Region and label listings:

######

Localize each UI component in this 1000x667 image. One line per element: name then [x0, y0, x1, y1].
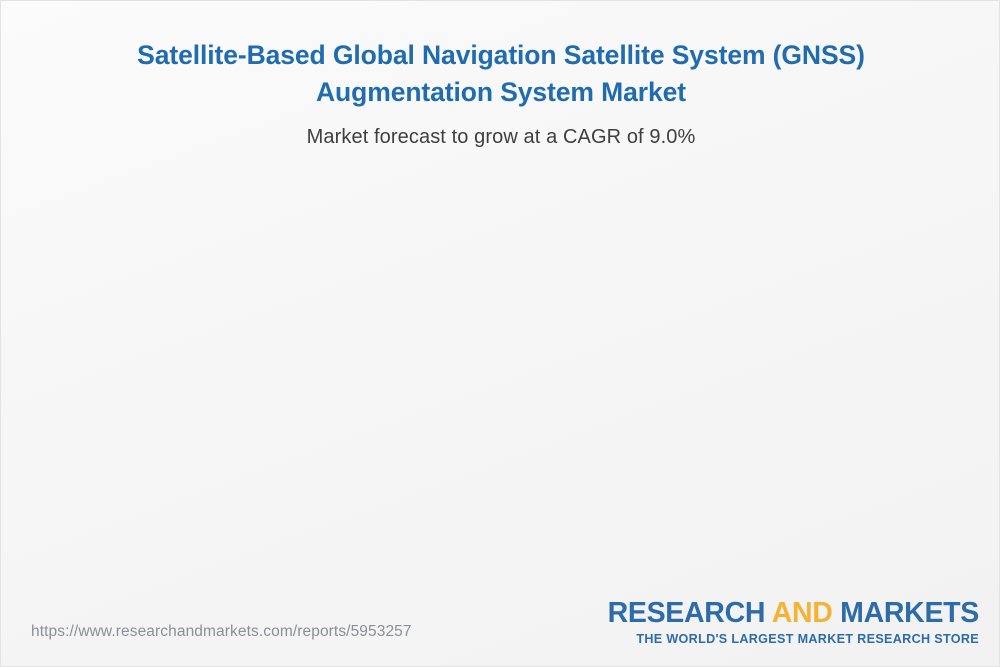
brand-name-research: RESEARCH	[608, 597, 772, 629]
brand-name-and: AND	[772, 597, 833, 629]
brand-name: RESEARCH AND MARKETS	[608, 599, 979, 628]
brand-name-markets: MARKETS	[833, 597, 979, 629]
brand-tagline: THE WORLD'S LARGEST MARKET RESEARCH STOR…	[608, 633, 979, 646]
brand-logo: RESEARCH AND MARKETS THE WORLD'S LARGEST…	[608, 599, 979, 645]
plot-area: USD 14.47 Billion 2026 USD 20.43 Billion	[1, 1, 1000, 667]
report-url[interactable]: https://www.researchandmarkets.com/repor…	[31, 623, 412, 641]
chart-canvas: Satellite-Based Global Navigation Satell…	[0, 0, 1000, 667]
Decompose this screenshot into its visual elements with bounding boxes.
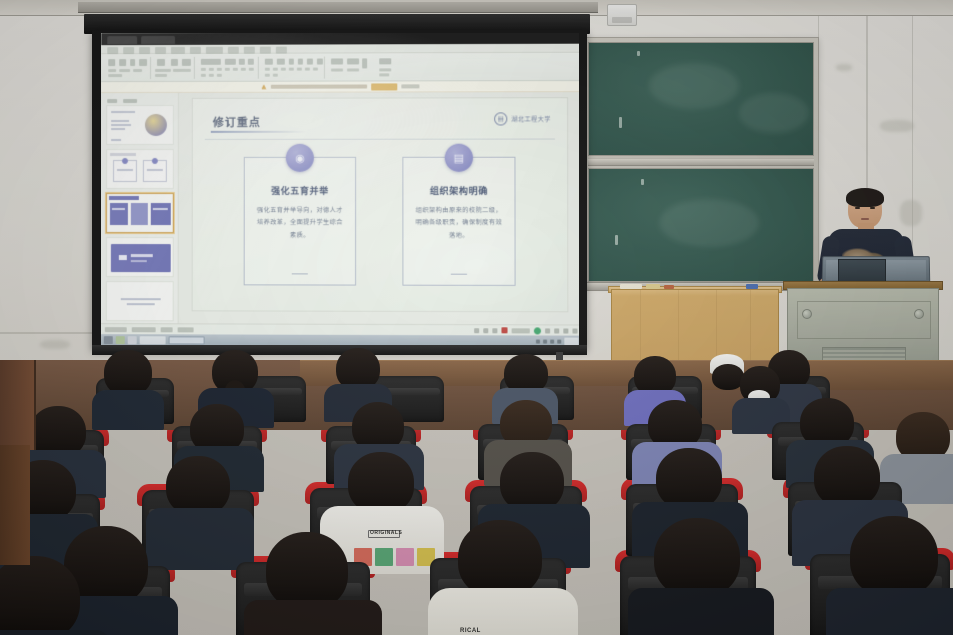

######

DESCRIPTION OF THE TASK: Reproduce the items from their first line through the line containing "chart-canvas: Satellite-Based Global", including both ends. Omit the pictures from your copy.

RESPONSE TO THE TASK:
Localize each UI component in this 1000x667 image. One line per element: name then [x0, y0, x1, y1].
brand-name-research: RESEARCH	[608, 597, 772, 629]
brand-name-and: AND	[772, 597, 833, 629]
brand-name: RESEARCH AND MARKETS	[608, 599, 979, 628]
brand-name-markets: MARKETS	[833, 597, 979, 629]
brand-tagline: THE WORLD'S LARGEST MARKET RESEARCH STOR…	[608, 633, 979, 646]
brand-logo: RESEARCH AND MARKETS THE WORLD'S LARGEST…	[608, 599, 979, 645]
plot-area: USD 14.47 Billion 2026 USD 20.43 Billion	[1, 1, 1000, 667]
report-url[interactable]: https://www.researchandmarkets.com/repor…	[31, 623, 412, 641]
chart-canvas: Satellite-Based Global Navigation Satell…	[0, 0, 1000, 667]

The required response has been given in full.